**TASK PROMPT**
Search the data below, and report every line in which "name" occurs.

**MATERIAL SUPPLIED**
══════════════════════════════

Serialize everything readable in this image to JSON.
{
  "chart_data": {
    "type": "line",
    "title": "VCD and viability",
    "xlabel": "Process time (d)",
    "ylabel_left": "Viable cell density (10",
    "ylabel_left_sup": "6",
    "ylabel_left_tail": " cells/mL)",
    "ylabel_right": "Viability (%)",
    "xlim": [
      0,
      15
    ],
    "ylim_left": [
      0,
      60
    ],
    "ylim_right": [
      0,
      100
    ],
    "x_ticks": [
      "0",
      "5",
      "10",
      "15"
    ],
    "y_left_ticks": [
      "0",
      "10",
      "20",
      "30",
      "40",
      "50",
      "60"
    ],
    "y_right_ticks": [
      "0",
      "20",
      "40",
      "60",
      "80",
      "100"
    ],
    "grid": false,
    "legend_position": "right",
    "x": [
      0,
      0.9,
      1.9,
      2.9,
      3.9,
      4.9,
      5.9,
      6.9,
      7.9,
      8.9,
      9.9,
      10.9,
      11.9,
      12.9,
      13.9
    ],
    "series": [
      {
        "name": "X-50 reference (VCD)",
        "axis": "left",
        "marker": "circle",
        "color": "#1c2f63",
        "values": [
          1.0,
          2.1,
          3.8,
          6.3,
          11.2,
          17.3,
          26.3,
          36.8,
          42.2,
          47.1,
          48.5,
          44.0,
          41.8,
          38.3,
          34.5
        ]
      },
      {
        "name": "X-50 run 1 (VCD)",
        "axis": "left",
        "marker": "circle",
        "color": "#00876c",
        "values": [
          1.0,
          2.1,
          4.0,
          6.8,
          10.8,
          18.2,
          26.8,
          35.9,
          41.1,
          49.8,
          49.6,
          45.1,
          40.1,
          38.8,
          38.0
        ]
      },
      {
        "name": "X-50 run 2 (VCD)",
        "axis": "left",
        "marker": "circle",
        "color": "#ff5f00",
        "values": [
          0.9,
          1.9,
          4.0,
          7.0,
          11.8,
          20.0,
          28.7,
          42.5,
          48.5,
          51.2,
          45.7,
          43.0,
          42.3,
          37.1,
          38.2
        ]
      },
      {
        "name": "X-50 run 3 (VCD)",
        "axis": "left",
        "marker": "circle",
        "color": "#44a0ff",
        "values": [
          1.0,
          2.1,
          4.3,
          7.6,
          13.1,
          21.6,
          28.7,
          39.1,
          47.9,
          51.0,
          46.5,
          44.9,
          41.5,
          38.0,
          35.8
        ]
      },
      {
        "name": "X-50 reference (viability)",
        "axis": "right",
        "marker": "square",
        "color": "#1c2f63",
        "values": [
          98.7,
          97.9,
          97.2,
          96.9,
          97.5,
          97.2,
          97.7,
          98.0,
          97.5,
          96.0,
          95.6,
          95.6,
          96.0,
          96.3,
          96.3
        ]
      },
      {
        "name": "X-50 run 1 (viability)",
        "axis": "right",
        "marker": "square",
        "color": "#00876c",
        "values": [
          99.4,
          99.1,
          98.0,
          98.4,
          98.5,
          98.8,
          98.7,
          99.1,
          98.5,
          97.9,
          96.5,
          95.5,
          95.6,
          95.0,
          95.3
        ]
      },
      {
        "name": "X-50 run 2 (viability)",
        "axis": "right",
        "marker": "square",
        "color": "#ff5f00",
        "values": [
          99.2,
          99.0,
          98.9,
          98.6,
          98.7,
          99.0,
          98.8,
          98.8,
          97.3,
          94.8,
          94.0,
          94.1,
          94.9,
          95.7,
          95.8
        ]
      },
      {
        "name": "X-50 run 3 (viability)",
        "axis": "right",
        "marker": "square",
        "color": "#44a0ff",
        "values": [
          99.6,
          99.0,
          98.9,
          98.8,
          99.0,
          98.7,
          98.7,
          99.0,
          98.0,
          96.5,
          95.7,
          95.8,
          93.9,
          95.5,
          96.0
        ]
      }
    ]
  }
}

══════════════════════════════

**EXPECTED ANSWER**
        "name": "X-50 reference (VCD)",
        "name": "X-50 run 1 (VCD)",
        "name": "X-50 run 2 (VCD)",
        "name": "X-50 run 3 (VCD)",
        "name": "X-50 reference (viability)",
        "name": "X-50 run 1 (viability)",
        "name": "X-50 run 2 (viability)",
        "name": "X-50 run 3 (viability)",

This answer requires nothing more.